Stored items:
━━━━━━━━━━━━━━━━━━━━

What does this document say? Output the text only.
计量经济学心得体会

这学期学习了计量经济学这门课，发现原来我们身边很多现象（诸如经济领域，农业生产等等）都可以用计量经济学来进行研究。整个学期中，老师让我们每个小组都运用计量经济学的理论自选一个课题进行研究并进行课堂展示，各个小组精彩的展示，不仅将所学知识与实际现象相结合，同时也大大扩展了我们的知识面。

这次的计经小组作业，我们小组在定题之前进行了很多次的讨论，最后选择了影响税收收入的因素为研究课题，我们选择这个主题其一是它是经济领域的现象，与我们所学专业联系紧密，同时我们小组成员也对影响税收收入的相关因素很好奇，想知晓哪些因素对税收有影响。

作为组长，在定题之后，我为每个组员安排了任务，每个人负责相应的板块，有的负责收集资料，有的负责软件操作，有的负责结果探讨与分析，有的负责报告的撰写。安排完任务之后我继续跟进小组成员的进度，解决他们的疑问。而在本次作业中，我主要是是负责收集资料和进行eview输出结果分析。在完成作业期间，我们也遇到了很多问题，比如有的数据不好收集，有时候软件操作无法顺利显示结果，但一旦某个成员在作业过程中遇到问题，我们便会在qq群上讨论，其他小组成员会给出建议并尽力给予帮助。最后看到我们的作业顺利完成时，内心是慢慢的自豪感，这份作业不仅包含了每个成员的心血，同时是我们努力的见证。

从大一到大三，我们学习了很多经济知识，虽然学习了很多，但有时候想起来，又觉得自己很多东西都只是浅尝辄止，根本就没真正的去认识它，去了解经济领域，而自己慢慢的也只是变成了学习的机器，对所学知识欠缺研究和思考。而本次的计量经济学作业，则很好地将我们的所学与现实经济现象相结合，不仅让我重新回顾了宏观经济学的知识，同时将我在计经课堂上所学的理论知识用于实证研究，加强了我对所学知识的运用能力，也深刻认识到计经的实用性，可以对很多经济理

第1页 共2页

━━━━━━━━━━━━━━━━━━━━

Write the data from above out again, exactly.

*WRITTEN ANSWER:*
What does this document say? Output the text only.
计量经济学心得体会

这学期学习了计量经济学这门课，发现原来我们身边很多现象（诸如经济领域，农业生产等等）都可以用计量经济学来进行研究。整个学期中，老师让我们每个小组都运用计量经济学的理论自选一个课题进行研究并进行课堂展示，各个小组精彩的展示，不仅将所学知识与实际现象相结合，同时也大大扩展了我们的知识面。

这次的计经小组作业，我们小组在定题之前进行了很多次的讨论，最后选择了影响税收收入的因素为研究课题，我们选择这个主题其一是它是经济领域的现象，与我们所学专业联系紧密，同时我们小组成员也对影响税收收入的相关因素很好奇，想知晓哪些因素对税收有影响。

作为组长，在定题之后，我为每个组员安排了任务，每个人负责相应的板块，有的负责收集资料，有的负责软件操作，有的负责结果探讨与分析，有的负责报告的撰写。安排完任务之后我继续跟进小组成员的进度，解决他们的疑问。而在本次作业中，我主要是是负责收集资料和进行eview输出结果分析。在完成作业期间，我们也遇到了很多问题，比如有的数据不好收集，有时候软件操作无法顺利显示结果，但一旦某个成员在作业过程中遇到问题，我们便会在qq群上讨论，其他小组成员会给出建议并尽力给予帮助。最后看到我们的作业顺利完成时，内心是慢慢的自豪感，这份作业不仅包含了每个成员的心血，同时是我们努力的见证。

从大一到大三，我们学习了很多经济知识，虽然学习了很多，但有时候想起来，又觉得自己很多东西都只是浅尝辄止，根本就没真正的去认识它，去了解经济领域，而自己慢慢的也只是变成了学习的机器，对所学知识欠缺研究和思考。而本次的计量经济学作业，则很好地将我们的所学与现实经济现象相结合，不仅让我重新回顾了宏观经济学的知识，同时将我在计经课堂上所学的理论知识用于实证研究，加强了我对所学知识的运用能力，也深刻认识到计经的实用性，可以对很多经济理

第1页 共2页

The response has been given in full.